> What is needed
Go through each line of the records below and count those with the word "vocational". Give only the count.

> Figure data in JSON
# # # # # # #
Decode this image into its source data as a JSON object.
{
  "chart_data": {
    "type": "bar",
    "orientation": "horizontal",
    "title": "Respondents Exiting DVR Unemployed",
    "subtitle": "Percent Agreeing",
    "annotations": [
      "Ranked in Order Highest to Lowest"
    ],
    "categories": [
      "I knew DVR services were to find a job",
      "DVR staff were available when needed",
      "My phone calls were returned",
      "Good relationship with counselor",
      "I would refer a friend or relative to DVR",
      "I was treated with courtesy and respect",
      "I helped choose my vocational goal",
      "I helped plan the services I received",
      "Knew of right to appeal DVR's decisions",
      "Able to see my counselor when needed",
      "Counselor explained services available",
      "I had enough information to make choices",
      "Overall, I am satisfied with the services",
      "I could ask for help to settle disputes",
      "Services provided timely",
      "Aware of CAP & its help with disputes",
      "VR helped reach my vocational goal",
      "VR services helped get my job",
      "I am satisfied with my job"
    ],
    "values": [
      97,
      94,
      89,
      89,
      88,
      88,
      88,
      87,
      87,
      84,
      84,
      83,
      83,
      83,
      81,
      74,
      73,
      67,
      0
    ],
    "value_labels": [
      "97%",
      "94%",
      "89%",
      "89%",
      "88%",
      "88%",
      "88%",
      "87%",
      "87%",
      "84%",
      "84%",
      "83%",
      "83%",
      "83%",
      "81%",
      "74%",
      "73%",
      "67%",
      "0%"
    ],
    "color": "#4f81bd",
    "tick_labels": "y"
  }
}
# # # # # # #
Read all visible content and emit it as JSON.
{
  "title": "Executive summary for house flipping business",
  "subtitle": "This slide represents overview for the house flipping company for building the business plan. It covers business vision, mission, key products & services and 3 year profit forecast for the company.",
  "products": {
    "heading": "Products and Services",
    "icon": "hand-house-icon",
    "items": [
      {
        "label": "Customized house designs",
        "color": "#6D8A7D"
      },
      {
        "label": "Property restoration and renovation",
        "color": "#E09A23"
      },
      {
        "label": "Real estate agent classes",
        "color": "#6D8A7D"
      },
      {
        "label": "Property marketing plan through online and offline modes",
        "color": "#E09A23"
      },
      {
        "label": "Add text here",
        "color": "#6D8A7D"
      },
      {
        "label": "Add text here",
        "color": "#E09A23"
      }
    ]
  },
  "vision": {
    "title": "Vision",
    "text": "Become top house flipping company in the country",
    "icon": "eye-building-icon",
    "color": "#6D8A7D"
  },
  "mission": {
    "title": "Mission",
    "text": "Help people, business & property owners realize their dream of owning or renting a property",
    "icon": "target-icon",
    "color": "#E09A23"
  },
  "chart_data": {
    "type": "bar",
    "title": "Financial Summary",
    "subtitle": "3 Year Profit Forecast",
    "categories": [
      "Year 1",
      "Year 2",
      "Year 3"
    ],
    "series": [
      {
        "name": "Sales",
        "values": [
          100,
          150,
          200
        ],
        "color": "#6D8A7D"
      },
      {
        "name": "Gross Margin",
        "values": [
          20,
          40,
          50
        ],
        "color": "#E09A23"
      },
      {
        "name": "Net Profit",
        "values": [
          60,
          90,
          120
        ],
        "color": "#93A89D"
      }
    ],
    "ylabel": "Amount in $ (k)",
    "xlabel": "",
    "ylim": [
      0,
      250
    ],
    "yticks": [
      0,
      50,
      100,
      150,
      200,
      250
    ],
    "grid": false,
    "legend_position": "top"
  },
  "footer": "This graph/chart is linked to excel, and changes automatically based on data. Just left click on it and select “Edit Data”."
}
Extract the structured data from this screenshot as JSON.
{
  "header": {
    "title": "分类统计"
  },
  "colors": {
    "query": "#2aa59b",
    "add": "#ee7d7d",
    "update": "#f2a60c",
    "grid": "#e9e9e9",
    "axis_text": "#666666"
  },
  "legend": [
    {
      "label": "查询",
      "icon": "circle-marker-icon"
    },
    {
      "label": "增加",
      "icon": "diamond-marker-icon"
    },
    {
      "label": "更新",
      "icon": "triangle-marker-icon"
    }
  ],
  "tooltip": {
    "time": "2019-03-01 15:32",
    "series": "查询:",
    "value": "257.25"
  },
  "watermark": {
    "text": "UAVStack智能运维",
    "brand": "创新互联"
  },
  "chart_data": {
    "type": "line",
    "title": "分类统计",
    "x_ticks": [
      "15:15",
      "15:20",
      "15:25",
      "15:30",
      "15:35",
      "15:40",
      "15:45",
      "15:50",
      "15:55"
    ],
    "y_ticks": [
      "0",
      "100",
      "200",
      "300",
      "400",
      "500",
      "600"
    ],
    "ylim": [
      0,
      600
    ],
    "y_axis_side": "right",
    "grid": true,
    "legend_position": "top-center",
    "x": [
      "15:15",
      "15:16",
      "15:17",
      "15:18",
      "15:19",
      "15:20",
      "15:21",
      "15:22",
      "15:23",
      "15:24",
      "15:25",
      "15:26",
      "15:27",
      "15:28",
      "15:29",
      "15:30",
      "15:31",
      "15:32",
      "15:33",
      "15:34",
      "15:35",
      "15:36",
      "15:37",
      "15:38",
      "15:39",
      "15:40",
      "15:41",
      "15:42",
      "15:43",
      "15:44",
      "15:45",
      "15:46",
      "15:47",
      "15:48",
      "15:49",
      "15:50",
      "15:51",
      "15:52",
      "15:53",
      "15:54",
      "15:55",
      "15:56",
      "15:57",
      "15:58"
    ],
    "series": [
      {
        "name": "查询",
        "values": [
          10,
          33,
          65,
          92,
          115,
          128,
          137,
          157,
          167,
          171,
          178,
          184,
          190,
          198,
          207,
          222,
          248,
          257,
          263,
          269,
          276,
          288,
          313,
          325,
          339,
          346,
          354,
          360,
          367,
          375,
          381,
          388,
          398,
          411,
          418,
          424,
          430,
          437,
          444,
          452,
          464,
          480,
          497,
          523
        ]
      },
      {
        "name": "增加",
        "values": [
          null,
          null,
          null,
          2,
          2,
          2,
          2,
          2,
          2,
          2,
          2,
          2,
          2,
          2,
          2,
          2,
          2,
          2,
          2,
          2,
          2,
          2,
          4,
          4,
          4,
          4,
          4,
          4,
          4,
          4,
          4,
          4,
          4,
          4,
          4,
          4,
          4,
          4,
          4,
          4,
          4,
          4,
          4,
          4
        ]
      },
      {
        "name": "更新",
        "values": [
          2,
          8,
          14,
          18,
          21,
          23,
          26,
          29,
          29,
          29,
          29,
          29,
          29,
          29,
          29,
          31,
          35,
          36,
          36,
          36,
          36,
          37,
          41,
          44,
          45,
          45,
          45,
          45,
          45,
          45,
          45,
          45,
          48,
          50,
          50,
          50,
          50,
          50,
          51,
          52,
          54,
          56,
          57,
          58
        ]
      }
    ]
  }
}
# # # # # # #
> Written reply
2